• [Exercise instructions]: Count, in the data that follows, every line with the string "spread", and give that count as the whole reply.

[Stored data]
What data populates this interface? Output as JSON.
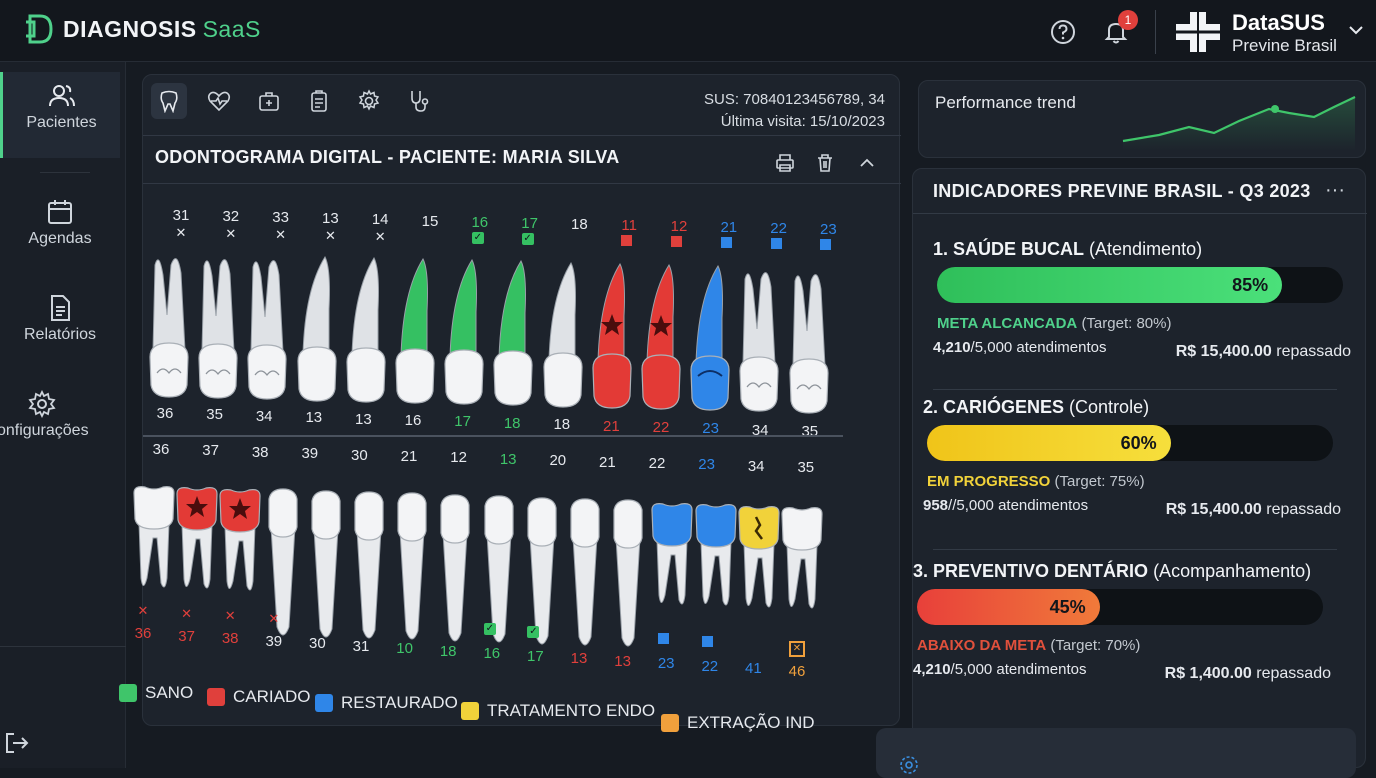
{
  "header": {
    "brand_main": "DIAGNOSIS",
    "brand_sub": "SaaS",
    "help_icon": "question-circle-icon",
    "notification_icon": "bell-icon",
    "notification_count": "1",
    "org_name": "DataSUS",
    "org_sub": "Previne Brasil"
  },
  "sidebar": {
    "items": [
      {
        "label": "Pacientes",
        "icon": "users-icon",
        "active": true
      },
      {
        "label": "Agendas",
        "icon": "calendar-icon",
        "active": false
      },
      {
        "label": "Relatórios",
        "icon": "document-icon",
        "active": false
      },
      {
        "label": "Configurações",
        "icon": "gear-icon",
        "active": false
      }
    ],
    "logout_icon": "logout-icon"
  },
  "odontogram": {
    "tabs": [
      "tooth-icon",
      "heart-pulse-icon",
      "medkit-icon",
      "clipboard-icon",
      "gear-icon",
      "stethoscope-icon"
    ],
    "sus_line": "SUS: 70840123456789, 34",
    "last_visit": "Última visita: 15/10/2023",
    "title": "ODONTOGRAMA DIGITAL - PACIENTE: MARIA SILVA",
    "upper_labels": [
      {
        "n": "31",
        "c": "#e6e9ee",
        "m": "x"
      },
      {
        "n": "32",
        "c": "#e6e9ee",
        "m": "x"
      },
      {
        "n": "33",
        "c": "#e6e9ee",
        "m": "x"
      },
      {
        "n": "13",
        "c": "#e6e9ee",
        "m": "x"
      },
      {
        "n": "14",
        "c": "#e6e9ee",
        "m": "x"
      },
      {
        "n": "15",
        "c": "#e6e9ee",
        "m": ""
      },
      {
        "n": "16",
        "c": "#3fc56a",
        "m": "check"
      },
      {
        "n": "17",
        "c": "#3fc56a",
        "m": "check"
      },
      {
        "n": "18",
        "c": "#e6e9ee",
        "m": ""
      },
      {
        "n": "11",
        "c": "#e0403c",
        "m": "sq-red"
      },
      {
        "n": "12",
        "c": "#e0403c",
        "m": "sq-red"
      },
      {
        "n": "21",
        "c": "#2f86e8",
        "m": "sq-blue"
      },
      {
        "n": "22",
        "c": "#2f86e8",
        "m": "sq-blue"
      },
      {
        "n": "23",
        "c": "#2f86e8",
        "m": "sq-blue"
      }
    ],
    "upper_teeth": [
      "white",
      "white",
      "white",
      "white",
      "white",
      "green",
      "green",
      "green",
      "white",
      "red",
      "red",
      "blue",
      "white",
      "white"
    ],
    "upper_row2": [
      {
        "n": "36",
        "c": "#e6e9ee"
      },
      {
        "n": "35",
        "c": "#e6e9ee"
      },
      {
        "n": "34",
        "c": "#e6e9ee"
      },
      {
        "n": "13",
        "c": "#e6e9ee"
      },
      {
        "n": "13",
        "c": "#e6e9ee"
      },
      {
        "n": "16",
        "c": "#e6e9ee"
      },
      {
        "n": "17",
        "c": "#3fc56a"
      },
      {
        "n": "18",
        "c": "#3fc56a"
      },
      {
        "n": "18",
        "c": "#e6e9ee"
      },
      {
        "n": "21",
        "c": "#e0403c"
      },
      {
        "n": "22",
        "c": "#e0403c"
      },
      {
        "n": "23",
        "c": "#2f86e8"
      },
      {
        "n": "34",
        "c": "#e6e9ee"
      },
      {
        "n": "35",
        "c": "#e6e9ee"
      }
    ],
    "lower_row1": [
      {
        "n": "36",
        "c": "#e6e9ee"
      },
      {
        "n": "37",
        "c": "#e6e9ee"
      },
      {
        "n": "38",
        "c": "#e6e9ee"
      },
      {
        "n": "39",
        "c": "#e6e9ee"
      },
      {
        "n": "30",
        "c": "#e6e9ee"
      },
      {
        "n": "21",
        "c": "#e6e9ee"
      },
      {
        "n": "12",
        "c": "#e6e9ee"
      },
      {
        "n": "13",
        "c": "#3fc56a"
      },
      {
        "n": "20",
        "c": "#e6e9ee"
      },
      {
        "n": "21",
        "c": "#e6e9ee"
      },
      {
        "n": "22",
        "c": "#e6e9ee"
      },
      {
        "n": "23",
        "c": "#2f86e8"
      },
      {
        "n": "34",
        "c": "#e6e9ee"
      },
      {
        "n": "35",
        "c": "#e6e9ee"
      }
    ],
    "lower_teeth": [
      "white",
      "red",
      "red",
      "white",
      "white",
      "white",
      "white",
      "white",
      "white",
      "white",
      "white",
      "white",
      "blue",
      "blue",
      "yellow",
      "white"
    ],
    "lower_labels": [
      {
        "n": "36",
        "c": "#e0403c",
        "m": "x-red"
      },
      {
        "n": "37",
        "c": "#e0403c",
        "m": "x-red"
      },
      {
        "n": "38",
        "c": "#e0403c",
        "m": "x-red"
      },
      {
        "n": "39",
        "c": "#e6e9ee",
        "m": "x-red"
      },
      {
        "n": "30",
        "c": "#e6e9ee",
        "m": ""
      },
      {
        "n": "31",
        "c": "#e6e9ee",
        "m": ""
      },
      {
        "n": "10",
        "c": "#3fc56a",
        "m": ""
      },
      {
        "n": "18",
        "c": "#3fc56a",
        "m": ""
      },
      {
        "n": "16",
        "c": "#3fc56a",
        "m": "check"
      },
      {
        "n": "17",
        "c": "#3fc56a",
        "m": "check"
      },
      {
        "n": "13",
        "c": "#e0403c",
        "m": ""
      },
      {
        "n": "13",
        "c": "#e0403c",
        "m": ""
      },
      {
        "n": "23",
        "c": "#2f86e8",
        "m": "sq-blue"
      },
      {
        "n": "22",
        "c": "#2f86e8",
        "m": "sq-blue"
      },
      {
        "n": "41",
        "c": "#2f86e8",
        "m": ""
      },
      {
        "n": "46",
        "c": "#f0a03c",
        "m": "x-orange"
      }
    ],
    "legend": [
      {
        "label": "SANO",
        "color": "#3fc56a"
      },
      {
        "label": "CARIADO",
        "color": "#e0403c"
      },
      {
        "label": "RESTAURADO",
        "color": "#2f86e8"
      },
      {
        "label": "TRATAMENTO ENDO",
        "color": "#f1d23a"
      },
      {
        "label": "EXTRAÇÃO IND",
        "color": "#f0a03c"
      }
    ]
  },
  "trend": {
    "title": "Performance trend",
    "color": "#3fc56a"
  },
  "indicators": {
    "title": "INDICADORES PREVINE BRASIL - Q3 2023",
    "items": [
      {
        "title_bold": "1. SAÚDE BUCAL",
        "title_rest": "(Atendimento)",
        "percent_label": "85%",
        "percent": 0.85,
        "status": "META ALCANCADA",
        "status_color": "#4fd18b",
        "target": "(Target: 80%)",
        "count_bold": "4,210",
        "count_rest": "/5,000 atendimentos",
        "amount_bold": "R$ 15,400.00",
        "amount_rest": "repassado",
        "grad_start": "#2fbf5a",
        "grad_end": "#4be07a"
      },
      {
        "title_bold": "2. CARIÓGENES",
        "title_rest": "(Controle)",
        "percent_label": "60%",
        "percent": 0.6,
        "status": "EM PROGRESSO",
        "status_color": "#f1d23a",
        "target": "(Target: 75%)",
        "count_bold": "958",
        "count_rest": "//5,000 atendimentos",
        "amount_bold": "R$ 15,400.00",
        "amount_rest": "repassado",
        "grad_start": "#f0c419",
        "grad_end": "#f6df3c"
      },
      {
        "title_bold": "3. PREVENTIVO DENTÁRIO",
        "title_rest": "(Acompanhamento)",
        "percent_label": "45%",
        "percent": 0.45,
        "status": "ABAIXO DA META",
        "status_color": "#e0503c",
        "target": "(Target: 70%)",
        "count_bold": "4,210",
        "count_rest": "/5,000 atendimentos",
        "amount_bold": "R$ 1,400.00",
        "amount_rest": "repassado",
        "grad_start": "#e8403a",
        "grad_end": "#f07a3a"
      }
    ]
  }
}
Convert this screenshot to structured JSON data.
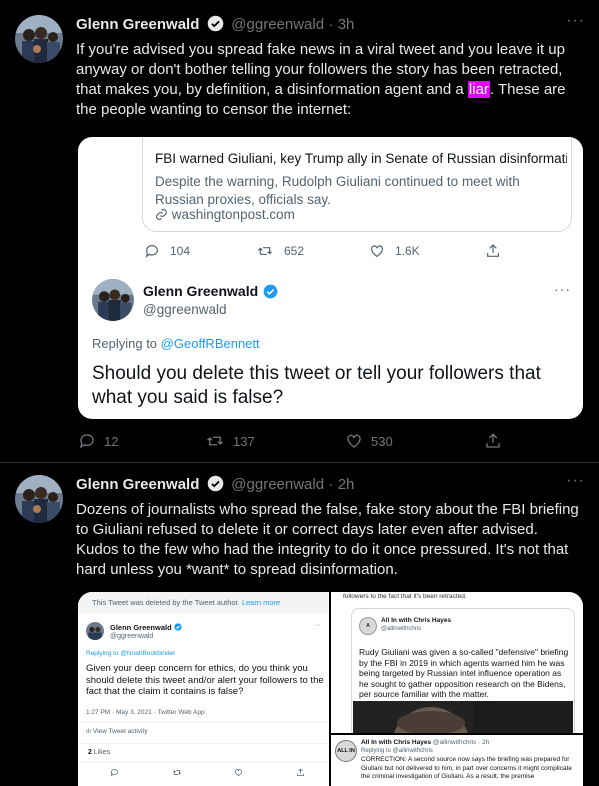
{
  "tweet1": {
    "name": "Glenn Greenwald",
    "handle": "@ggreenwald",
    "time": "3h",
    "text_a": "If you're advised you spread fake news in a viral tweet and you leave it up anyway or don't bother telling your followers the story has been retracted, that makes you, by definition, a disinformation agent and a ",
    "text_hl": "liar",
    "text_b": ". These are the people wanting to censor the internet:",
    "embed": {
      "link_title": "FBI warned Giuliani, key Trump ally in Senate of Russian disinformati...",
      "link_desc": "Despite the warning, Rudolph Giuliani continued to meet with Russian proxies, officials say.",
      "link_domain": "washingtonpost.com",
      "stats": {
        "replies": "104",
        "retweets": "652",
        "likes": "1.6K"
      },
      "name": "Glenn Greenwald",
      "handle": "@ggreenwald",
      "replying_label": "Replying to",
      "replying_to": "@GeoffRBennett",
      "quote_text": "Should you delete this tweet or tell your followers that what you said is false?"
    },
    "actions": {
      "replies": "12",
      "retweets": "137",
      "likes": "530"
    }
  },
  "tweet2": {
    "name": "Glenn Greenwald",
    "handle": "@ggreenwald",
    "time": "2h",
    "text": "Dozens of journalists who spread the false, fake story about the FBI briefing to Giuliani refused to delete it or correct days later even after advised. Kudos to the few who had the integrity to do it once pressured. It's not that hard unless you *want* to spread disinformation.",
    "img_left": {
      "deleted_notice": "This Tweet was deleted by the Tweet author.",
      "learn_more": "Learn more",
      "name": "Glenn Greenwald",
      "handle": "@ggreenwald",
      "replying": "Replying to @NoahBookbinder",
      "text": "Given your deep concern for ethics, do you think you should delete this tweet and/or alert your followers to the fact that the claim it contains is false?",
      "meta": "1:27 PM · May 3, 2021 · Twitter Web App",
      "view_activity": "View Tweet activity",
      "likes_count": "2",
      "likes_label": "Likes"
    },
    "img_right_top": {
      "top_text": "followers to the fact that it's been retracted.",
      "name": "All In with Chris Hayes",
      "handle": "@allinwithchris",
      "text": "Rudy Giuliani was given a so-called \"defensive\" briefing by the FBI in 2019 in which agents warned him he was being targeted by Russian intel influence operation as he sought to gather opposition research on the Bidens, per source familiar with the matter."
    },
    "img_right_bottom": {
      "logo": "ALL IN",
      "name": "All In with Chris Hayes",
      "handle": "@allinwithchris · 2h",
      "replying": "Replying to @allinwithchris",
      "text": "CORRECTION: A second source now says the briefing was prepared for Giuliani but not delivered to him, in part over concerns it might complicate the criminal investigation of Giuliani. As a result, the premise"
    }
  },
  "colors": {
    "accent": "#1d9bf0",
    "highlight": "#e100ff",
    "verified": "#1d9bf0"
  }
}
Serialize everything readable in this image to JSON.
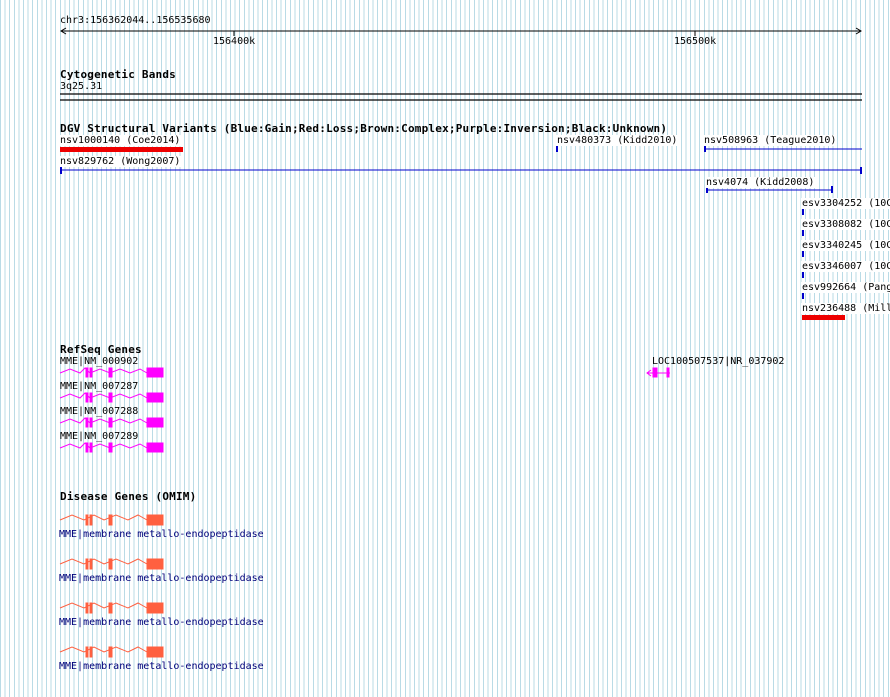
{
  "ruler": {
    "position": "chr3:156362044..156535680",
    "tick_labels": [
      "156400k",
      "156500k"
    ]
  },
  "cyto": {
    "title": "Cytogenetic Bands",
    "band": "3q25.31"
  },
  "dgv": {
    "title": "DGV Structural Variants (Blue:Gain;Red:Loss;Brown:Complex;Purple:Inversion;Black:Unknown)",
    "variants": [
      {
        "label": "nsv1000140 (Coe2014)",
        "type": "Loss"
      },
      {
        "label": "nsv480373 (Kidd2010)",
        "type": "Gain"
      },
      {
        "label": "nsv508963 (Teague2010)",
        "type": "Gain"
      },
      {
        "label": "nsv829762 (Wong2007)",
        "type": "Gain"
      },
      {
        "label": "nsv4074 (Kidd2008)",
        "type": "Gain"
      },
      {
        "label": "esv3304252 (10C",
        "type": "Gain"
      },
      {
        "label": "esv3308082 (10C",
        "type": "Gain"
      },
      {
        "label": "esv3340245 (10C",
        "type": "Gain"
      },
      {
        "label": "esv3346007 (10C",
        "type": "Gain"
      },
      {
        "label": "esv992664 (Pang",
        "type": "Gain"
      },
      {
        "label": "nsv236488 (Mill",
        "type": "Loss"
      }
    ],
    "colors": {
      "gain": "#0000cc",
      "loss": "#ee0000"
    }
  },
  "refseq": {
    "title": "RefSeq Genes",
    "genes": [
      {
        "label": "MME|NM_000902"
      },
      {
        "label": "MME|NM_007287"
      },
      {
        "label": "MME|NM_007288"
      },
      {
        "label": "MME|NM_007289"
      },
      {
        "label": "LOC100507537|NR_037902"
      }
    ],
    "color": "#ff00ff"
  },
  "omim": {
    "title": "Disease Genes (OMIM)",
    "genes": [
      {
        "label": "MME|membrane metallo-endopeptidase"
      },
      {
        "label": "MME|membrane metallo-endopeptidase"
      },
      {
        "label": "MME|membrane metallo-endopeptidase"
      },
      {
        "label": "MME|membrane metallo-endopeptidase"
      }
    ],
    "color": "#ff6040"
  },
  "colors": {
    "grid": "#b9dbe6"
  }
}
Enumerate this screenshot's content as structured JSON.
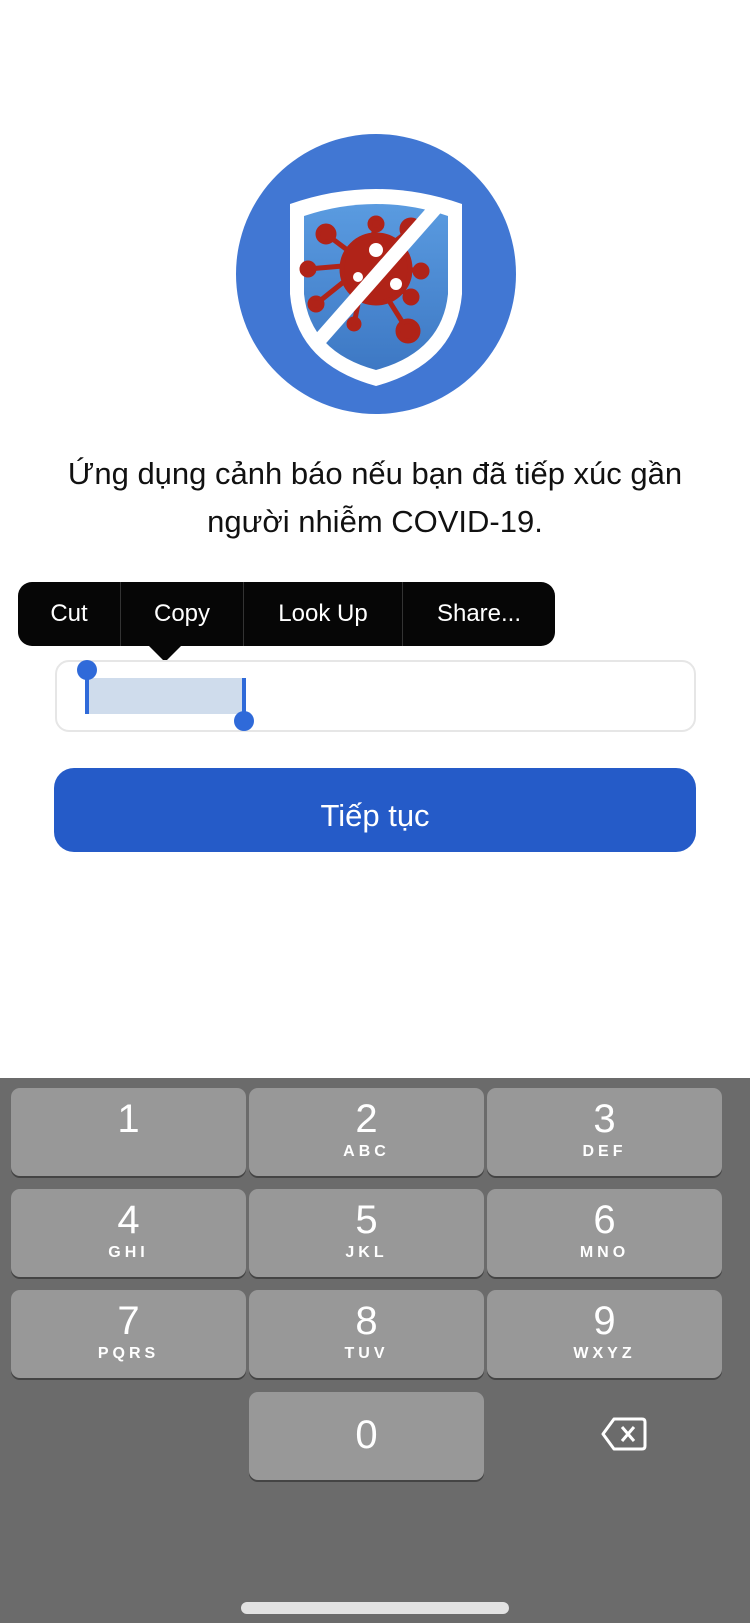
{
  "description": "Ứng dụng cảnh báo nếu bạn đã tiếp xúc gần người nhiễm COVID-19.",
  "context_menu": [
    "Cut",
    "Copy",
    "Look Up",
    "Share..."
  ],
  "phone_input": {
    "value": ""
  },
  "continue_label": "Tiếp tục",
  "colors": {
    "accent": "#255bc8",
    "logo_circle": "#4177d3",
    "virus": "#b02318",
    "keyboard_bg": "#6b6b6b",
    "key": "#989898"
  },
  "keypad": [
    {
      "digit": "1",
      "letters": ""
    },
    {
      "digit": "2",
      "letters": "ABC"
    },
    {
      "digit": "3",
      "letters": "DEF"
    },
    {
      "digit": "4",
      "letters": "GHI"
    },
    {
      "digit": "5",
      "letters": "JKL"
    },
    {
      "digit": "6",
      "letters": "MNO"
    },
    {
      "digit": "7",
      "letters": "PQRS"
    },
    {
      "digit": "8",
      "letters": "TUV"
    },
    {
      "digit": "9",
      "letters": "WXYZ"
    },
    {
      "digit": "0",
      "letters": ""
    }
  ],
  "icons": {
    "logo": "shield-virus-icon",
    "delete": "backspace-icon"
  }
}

• [Solution]: 2